_What needs to be done_:
Repeat the records exactly. Every line must match.
--- begin Records for this task ---
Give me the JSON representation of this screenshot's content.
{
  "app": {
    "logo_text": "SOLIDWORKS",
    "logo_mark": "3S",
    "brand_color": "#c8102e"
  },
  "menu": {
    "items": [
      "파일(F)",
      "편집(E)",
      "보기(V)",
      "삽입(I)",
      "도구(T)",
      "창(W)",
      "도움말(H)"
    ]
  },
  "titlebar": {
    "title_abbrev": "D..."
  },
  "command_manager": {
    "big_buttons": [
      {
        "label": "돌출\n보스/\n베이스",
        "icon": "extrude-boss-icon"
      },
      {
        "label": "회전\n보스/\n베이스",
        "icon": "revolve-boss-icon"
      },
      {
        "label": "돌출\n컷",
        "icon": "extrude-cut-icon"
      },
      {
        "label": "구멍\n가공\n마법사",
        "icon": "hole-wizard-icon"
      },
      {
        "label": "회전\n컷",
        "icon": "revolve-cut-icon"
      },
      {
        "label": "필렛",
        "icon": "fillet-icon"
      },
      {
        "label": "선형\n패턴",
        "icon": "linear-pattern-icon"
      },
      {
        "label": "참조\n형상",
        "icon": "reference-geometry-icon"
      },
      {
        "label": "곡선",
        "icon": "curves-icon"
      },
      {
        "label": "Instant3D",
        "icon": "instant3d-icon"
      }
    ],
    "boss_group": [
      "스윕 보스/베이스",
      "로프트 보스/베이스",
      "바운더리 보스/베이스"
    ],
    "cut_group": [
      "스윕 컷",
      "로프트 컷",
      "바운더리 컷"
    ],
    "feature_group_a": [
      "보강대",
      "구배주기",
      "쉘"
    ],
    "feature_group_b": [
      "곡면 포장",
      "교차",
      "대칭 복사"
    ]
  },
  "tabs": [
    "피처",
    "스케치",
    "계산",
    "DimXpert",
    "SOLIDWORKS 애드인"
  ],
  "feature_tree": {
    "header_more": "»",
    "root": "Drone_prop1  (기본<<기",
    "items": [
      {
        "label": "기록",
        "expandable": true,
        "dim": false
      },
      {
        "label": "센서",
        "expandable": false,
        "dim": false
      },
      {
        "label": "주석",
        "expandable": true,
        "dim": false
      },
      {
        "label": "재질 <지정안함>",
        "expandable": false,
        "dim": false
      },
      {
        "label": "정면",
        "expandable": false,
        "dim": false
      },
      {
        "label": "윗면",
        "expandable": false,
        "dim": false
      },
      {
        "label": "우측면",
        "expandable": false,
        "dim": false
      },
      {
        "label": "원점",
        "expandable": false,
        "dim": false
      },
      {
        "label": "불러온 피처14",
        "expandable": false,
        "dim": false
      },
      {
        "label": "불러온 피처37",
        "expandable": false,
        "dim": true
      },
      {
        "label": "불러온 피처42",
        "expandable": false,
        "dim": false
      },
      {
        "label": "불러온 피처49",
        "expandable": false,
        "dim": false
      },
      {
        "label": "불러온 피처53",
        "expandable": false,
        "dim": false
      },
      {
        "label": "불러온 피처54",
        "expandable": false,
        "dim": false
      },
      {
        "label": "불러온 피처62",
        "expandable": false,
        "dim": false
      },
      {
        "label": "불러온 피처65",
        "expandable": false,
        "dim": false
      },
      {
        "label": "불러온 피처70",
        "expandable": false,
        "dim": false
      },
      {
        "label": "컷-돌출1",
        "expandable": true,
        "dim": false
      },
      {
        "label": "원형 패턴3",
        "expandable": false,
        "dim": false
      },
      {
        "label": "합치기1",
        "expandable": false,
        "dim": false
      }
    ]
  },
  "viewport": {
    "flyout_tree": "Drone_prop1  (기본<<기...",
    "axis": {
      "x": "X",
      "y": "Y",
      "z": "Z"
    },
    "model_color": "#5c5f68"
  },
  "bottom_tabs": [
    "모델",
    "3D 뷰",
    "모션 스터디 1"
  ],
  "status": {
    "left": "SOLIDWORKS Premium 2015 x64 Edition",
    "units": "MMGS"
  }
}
--- end Records for this task ---
_Completed exercise_:
Give me the JSON representation of this screenshot's content.
{
  "app": {
    "logo_text": "SOLIDWORKS",
    "logo_mark": "3S",
    "brand_color": "#c8102e"
  },
  "menu": {
    "items": [
      "파일(F)",
      "편집(E)",
      "보기(V)",
      "삽입(I)",
      "도구(T)",
      "창(W)",
      "도움말(H)"
    ]
  },
  "titlebar": {
    "title_abbrev": "D..."
  },
  "command_manager": {
    "big_buttons": [
      {
        "label": "돌출\n보스/\n베이스",
        "icon": "extrude-boss-icon"
      },
      {
        "label": "회전\n보스/\n베이스",
        "icon": "revolve-boss-icon"
      },
      {
        "label": "돌출\n컷",
        "icon": "extrude-cut-icon"
      },
      {
        "label": "구멍\n가공\n마법사",
        "icon": "hole-wizard-icon"
      },
      {
        "label": "회전\n컷",
        "icon": "revolve-cut-icon"
      },
      {
        "label": "필렛",
        "icon": "fillet-icon"
      },
      {
        "label": "선형\n패턴",
        "icon": "linear-pattern-icon"
      },
      {
        "label": "참조\n형상",
        "icon": "reference-geometry-icon"
      },
      {
        "label": "곡선",
        "icon": "curves-icon"
      },
      {
        "label": "Instant3D",
        "icon": "instant3d-icon"
      }
    ],
    "boss_group": [
      "스윕 보스/베이스",
      "로프트 보스/베이스",
      "바운더리 보스/베이스"
    ],
    "cut_group": [
      "스윕 컷",
      "로프트 컷",
      "바운더리 컷"
    ],
    "feature_group_a": [
      "보강대",
      "구배주기",
      "쉘"
    ],
    "feature_group_b": [
      "곡면 포장",
      "교차",
      "대칭 복사"
    ]
  },
  "tabs": [
    "피처",
    "스케치",
    "계산",
    "DimXpert",
    "SOLIDWORKS 애드인"
  ],
  "feature_tree": {
    "header_more": "»",
    "root": "Drone_prop1  (기본<<기",
    "items": [
      {
        "label": "기록",
        "expandable": true,
        "dim": false
      },
      {
        "label": "센서",
        "expandable": false,
        "dim": false
      },
      {
        "label": "주석",
        "expandable": true,
        "dim": false
      },
      {
        "label": "재질 <지정안함>",
        "expandable": false,
        "dim": false
      },
      {
        "label": "정면",
        "expandable": false,
        "dim": false
      },
      {
        "label": "윗면",
        "expandable": false,
        "dim": false
      },
      {
        "label": "우측면",
        "expandable": false,
        "dim": false
      },
      {
        "label": "원점",
        "expandable": false,
        "dim": false
      },
      {
        "label": "불러온 피처14",
        "expandable": false,
        "dim": false
      },
      {
        "label": "불러온 피처37",
        "expandable": false,
        "dim": true
      },
      {
        "label": "불러온 피처42",
        "expandable": false,
        "dim": false
      },
      {
        "label": "불러온 피처49",
        "expandable": false,
        "dim": false
      },
      {
        "label": "불러온 피처53",
        "expandable": false,
        "dim": false
      },
      {
        "label": "불러온 피처54",
        "expandable": false,
        "dim": false
      },
      {
        "label": "불러온 피처62",
        "expandable": false,
        "dim": false
      },
      {
        "label": "불러온 피처65",
        "expandable": false,
        "dim": false
      },
      {
        "label": "불러온 피처70",
        "expandable": false,
        "dim": false
      },
      {
        "label": "컷-돌출1",
        "expandable": true,
        "dim": false
      },
      {
        "label": "원형 패턴3",
        "expandable": false,
        "dim": false
      },
      {
        "label": "합치기1",
        "expandable": false,
        "dim": false
      }
    ]
  },
  "viewport": {
    "flyout_tree": "Drone_prop1  (기본<<기...",
    "axis": {
      "x": "X",
      "y": "Y",
      "z": "Z"
    },
    "model_color": "#5c5f68"
  },
  "bottom_tabs": [
    "모델",
    "3D 뷰",
    "모션 스터디 1"
  ],
  "status": {
    "left": "SOLIDWORKS Premium 2015 x64 Edition",
    "units": "MMGS"
  }
}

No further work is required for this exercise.